→ **Instruções das tarefas**:
[a] Extraia do texto sobre religião e união civil o trecho que se abre com as palavras contendo "A maioria das" e se fecha com "solteiros sejam presos.".
[b] Segundo o texto sobre religião e união civil, o que a maioria das religiões prega sobre o sexo?

Não tenho religião. Nem sou uma fanática que acredita que todos os religiosos são pessoas alienadas. Embora não concorde com muita coisa, procuro respeitar profundamente a crença de cada um. A única coisa que não consigo entender é esta obsessão por difundir e fazer o restante das pessoas aceitarem e seguirem seus conceitos.
Não, eu não acho que uma igreja tenha que celebrar um casamento gay. Na verdade, acho que nem faz sentido um casal gay querer a bênção de uma autoridade religiosa que os despreza. Mas a questão não é o casamento em sua essência religiosa. É o direito civil de duas pessoas compartilharem suas vidas e bens.
A maioria das religiões prega que o sexo só deve ser praticado depois do casamento. Nem por isso vemos políticos declaradamente religiosos apresentando projetos de lei para que mães e pais solteiros sejam presos.
Sim, seria um absurdo, afinal cada um tem direito sobre seu corpo. É o tal do livre-arbítrio do qual, se não me engano, as próprias igrejas falam muito. Então, por que esta resistência política quanto à união civil entre dois homens ou duas mulheres?

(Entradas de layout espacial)
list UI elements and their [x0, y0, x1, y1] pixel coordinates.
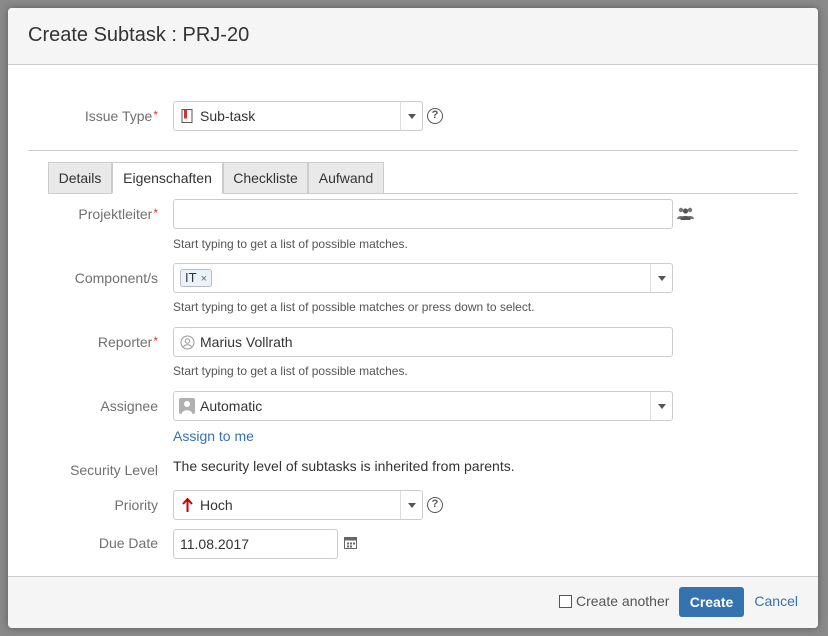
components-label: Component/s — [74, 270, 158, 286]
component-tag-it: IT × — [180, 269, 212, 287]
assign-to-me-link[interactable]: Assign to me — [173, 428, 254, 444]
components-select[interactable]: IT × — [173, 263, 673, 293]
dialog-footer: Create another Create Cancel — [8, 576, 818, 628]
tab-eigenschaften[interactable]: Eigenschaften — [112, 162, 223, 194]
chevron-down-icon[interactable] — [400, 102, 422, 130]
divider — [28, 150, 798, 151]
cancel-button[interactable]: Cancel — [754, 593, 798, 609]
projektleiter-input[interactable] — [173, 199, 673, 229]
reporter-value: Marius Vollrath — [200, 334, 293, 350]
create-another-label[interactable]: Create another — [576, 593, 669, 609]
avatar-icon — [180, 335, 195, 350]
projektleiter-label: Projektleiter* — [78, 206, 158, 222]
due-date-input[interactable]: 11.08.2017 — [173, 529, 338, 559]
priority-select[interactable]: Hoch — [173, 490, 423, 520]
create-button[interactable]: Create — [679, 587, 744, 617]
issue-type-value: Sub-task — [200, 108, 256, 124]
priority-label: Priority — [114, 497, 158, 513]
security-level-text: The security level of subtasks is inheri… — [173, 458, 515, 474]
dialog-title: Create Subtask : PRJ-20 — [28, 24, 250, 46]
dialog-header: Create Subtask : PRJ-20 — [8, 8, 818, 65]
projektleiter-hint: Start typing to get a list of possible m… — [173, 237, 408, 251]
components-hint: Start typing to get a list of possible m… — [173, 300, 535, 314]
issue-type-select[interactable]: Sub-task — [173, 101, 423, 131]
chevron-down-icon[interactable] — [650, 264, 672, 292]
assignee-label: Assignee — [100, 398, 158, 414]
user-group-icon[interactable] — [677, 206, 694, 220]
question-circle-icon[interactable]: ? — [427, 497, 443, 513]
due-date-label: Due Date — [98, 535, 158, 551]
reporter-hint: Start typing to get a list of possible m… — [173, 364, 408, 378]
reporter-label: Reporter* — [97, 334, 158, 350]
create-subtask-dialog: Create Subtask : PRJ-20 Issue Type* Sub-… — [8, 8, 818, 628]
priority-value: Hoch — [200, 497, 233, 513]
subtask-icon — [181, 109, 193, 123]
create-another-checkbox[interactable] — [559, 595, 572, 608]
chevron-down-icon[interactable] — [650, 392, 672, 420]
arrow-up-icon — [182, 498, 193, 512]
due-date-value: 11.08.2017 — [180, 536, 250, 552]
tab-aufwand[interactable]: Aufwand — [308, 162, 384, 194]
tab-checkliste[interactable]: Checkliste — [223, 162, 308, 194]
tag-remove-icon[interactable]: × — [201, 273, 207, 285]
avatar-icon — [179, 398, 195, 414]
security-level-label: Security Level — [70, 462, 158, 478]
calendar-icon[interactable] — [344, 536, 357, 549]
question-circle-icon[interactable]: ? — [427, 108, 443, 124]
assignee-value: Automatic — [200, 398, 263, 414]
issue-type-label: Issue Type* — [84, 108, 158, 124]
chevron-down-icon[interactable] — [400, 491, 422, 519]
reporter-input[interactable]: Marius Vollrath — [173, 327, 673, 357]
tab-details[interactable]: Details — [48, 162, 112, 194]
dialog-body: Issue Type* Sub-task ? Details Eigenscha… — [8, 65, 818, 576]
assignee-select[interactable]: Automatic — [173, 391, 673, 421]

* * *

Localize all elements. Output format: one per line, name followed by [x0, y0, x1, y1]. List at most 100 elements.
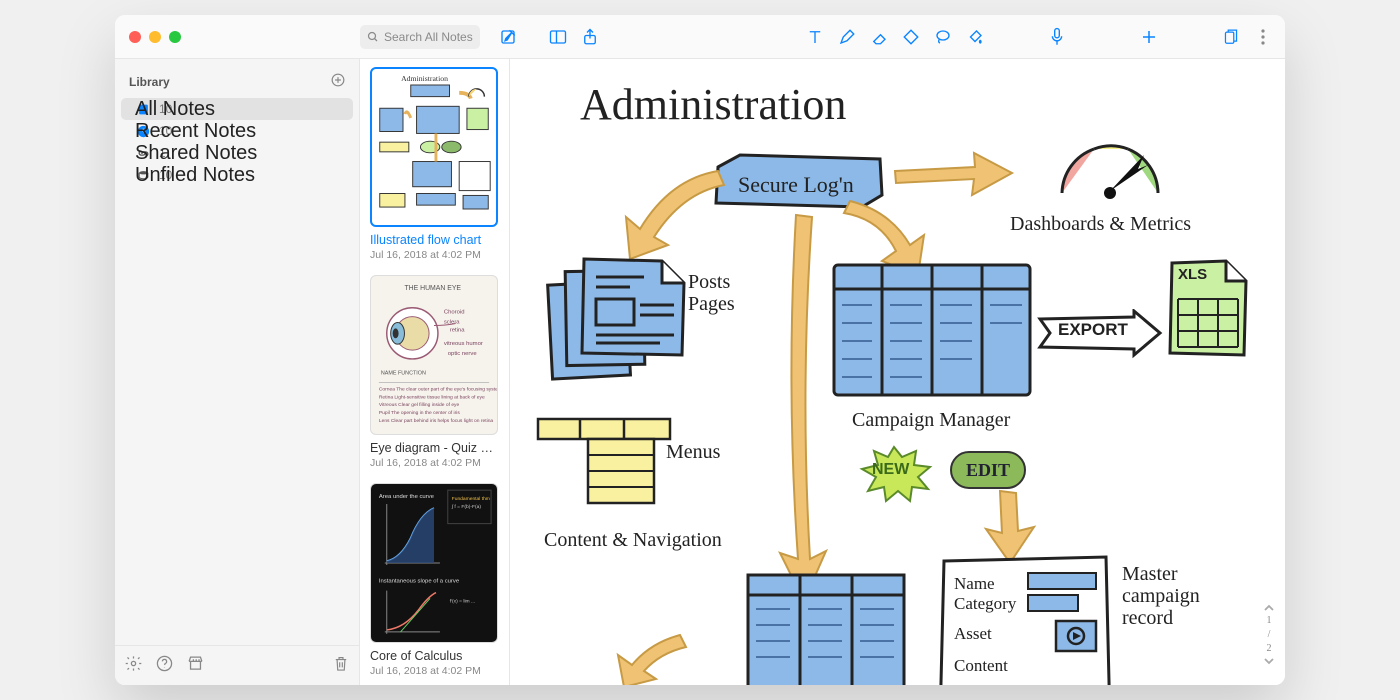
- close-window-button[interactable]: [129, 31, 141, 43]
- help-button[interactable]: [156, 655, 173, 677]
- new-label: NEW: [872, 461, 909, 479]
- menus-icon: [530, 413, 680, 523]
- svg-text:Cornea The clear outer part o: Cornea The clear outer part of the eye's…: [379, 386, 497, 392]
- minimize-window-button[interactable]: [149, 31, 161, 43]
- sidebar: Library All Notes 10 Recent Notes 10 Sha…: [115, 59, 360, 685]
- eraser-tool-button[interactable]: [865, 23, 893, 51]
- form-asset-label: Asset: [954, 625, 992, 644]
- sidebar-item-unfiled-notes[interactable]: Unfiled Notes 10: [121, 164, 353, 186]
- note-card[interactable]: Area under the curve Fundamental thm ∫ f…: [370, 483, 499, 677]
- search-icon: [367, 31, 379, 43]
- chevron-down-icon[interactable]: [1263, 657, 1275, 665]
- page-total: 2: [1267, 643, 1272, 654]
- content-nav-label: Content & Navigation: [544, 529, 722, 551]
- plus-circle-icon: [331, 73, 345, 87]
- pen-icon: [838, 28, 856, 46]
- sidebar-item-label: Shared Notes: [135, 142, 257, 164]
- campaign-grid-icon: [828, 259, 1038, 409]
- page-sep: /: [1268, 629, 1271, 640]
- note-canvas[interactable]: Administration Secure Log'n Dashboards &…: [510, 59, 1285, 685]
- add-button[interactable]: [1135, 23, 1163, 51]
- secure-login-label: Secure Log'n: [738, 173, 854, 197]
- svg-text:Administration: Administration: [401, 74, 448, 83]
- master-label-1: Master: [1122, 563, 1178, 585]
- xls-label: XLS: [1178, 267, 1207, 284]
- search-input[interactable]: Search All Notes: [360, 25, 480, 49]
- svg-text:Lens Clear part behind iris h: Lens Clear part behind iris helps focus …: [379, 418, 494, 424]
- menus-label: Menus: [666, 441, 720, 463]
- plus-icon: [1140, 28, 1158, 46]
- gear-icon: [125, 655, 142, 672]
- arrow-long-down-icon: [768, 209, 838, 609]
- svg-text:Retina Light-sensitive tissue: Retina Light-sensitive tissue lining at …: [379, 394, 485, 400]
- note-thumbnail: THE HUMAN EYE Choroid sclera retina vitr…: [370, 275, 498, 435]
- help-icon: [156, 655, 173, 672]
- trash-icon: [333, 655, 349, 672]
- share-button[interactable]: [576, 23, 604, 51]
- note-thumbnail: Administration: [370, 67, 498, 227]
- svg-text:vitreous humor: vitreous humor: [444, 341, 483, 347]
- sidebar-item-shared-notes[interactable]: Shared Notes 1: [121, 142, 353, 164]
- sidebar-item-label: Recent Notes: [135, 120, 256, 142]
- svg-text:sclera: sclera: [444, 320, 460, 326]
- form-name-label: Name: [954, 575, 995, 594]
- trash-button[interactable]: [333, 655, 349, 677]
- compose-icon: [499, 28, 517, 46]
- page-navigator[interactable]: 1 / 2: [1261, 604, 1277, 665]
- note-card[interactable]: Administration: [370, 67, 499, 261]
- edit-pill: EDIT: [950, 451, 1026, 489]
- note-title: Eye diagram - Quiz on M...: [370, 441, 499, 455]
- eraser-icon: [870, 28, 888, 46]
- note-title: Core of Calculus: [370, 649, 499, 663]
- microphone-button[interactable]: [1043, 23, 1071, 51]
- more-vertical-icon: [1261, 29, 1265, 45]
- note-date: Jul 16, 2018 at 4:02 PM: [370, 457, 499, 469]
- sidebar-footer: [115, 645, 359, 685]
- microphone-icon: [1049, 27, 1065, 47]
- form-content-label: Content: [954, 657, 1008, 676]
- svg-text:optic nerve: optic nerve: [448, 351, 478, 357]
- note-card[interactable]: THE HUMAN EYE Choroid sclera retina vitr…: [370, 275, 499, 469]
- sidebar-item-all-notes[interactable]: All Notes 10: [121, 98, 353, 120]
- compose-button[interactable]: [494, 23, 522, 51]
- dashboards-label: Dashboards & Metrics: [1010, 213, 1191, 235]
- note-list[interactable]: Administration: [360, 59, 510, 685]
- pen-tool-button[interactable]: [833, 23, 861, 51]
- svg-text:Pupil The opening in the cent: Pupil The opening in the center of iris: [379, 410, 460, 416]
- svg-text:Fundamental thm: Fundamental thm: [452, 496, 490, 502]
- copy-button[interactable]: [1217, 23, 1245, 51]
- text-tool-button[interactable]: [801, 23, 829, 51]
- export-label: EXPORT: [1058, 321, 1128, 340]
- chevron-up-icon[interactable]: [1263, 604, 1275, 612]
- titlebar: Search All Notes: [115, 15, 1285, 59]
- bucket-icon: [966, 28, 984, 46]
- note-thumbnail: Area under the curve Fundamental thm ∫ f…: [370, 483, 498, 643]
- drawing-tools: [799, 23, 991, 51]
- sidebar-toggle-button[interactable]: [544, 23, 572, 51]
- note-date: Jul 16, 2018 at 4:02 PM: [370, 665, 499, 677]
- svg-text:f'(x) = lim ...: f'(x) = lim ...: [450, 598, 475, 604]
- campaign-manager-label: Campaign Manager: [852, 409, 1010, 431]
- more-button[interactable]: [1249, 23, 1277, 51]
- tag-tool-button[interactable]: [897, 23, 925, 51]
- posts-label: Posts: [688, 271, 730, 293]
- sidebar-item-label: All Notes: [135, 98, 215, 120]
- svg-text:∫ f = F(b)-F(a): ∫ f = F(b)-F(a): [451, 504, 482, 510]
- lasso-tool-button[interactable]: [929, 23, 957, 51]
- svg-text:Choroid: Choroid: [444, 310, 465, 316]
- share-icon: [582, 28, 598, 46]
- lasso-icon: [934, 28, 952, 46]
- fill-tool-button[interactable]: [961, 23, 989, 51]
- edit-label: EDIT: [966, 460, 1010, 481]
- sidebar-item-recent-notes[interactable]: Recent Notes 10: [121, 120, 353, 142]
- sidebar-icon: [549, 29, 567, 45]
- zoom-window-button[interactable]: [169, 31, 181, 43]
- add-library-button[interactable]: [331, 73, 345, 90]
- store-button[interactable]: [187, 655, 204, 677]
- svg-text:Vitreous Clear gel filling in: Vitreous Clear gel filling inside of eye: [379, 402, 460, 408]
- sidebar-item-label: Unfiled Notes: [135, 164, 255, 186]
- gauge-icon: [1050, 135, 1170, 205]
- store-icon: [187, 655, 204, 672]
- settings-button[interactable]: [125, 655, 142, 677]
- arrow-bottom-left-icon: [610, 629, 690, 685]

→ **Respostas por tarefa**:
[a]
A maioria das religiões prega que o sexo só deve ser praticado depois do casamento. Nem por isso vemos políticos declaradamente religiosos apresentando projetos de lei para que mães e pais solteiros sejam presos.

[b] Que o sexo só deve ser praticado depois do casamento.